SHORT EXERCISE ▸ Pictures are not part of the answer. Return the lines from the one containing "Parse this screenshot: output" through the end of the data, both included, exactly as they appear.

Items from a dataset:
* begin *

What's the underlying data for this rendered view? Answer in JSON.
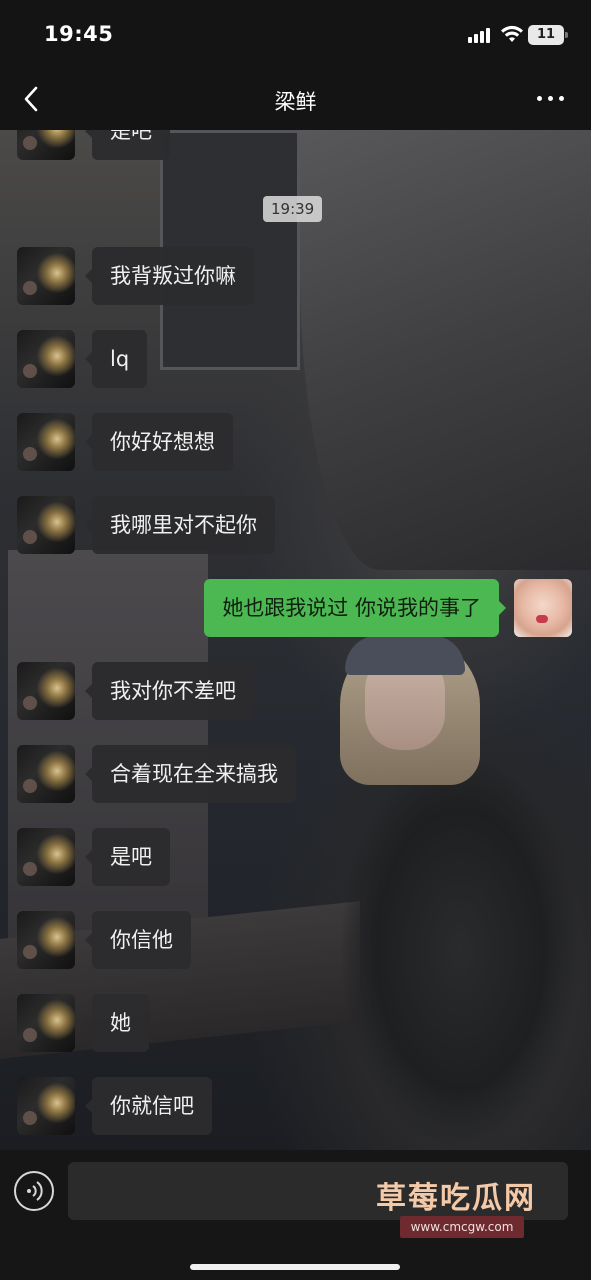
{
  "status_bar": {
    "time": "19:45",
    "battery": "11"
  },
  "header": {
    "title": "梁鲜"
  },
  "chat": {
    "timestamp": "19:39",
    "messages": [
      {
        "from": "other",
        "text": "是吧"
      },
      {
        "from": "other",
        "text": "我背叛过你嘛"
      },
      {
        "from": "other",
        "text": "lq"
      },
      {
        "from": "other",
        "text": "你好好想想"
      },
      {
        "from": "other",
        "text": "我哪里对不起你"
      },
      {
        "from": "self",
        "text": "她也跟我说过 你说我的事了"
      },
      {
        "from": "other",
        "text": "我对你不差吧"
      },
      {
        "from": "other",
        "text": "合着现在全来搞我"
      },
      {
        "from": "other",
        "text": "是吧"
      },
      {
        "from": "other",
        "text": "你信他"
      },
      {
        "from": "other",
        "text": "她"
      },
      {
        "from": "other",
        "text": "你就信吧"
      }
    ]
  },
  "input_bar": {
    "placeholder": ""
  },
  "watermark": {
    "title": "草莓吃瓜网",
    "url": "www.cmcgw.com"
  },
  "icons": {
    "back": "chevron-left-icon",
    "more": "more-dots-icon",
    "voice": "voice-icon"
  },
  "colors": {
    "outgoing_bubble": "#4cb851",
    "incoming_bubble": "#2c2c2e",
    "bar_background": "#141414"
  }
}
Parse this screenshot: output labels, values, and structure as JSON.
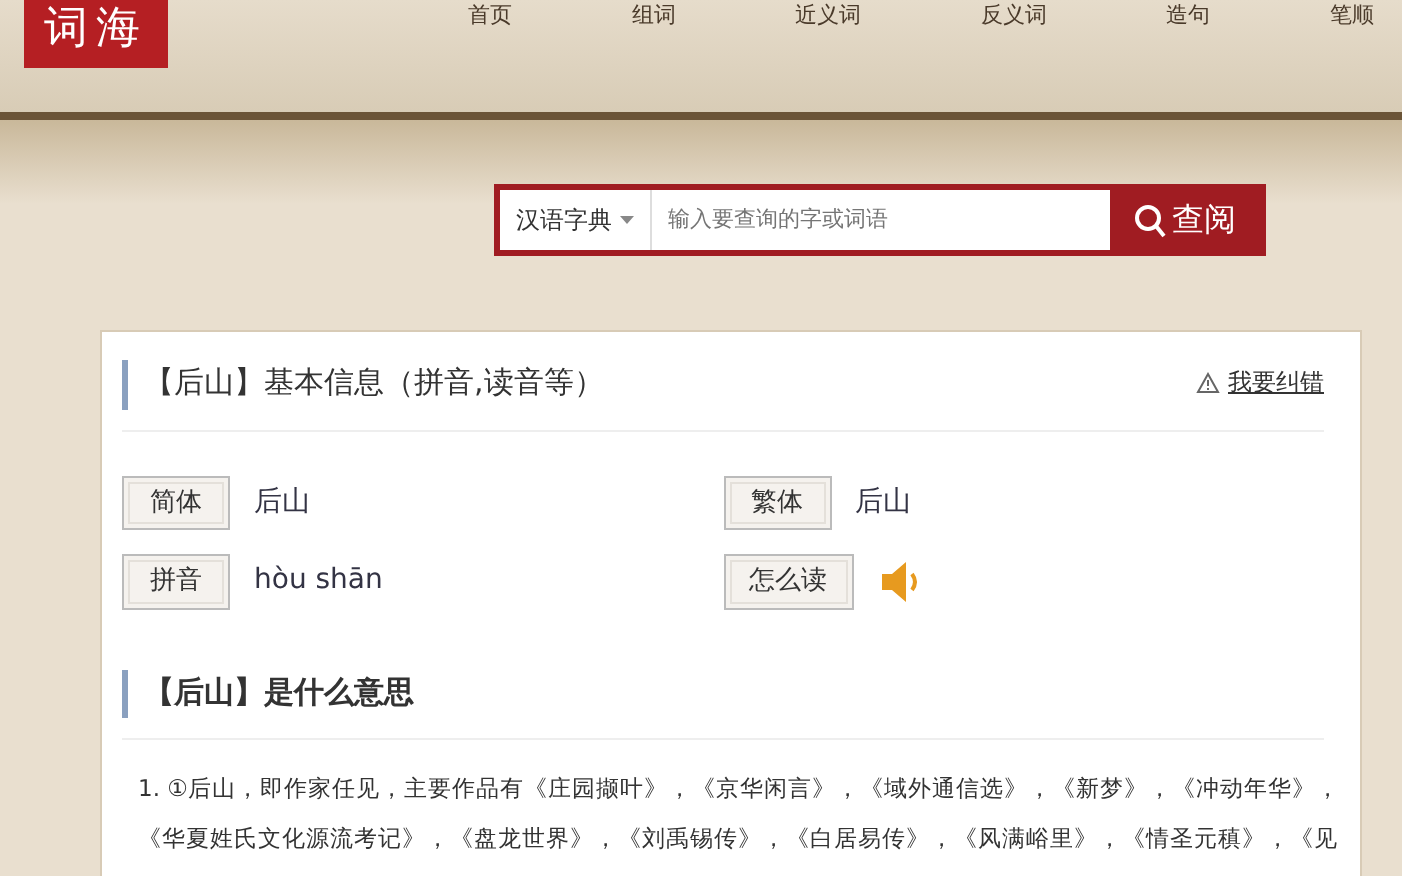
{
  "logo": "词海",
  "nav": [
    {
      "label": "首页"
    },
    {
      "label": "组词"
    },
    {
      "label": "近义词"
    },
    {
      "label": "反义词"
    },
    {
      "label": "造句"
    },
    {
      "label": "笔顺"
    }
  ],
  "search": {
    "dictionary": "汉语字典",
    "placeholder": "输入要查询的字或词语",
    "button": "查阅"
  },
  "basic_info": {
    "title": "【后山】基本信息（拼音,读音等）",
    "report": "我要纠错",
    "fields": [
      {
        "label": "简体",
        "value": "后山",
        "kind": "text"
      },
      {
        "label": "繁体",
        "value": "后山",
        "kind": "text"
      },
      {
        "label": "拼音",
        "value": "hòu shān",
        "kind": "text"
      },
      {
        "label": "怎么读",
        "kind": "audio"
      }
    ]
  },
  "meaning": {
    "title": "【后山】是什么意思",
    "lines": [
      "1. ①后山，即作家任见，主要作品有《庄园撷叶》，《京华闲言》，《域外通信选》，《新梦》，《冲动年华》，",
      "《华夏姓氏文化源流考记》，《盘龙世界》，《刘禹锡传》，《白居易传》，《风满峪里》，《情圣元稹》，《见"
    ]
  }
}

* end *

REPLY ▸
Parse this screenshot: output labels, values, and structure as JSON.
{
  "logo": "词海",
  "nav": [
    {
      "label": "首页"
    },
    {
      "label": "组词"
    },
    {
      "label": "近义词"
    },
    {
      "label": "反义词"
    },
    {
      "label": "造句"
    },
    {
      "label": "笔顺"
    }
  ],
  "search": {
    "dictionary": "汉语字典",
    "placeholder": "输入要查询的字或词语",
    "button": "查阅"
  },
  "basic_info": {
    "title": "【后山】基本信息（拼音,读音等）",
    "report": "我要纠错",
    "fields": [
      {
        "label": "简体",
        "value": "后山",
        "kind": "text"
      },
      {
        "label": "繁体",
        "value": "后山",
        "kind": "text"
      },
      {
        "label": "拼音",
        "value": "hòu shān",
        "kind": "text"
      },
      {
        "label": "怎么读",
        "kind": "audio"
      }
    ]
  },
  "meaning": {
    "title": "【后山】是什么意思",
    "lines": [
      "1. ①后山，即作家任见，主要作品有《庄园撷叶》，《京华闲言》，《域外通信选》，《新梦》，《冲动年华》，",
      "《华夏姓氏文化源流考记》，《盘龙世界》，《刘禹锡传》，《白居易传》，《风满峪里》，《情圣元稹》，《见"
    ]
  }
}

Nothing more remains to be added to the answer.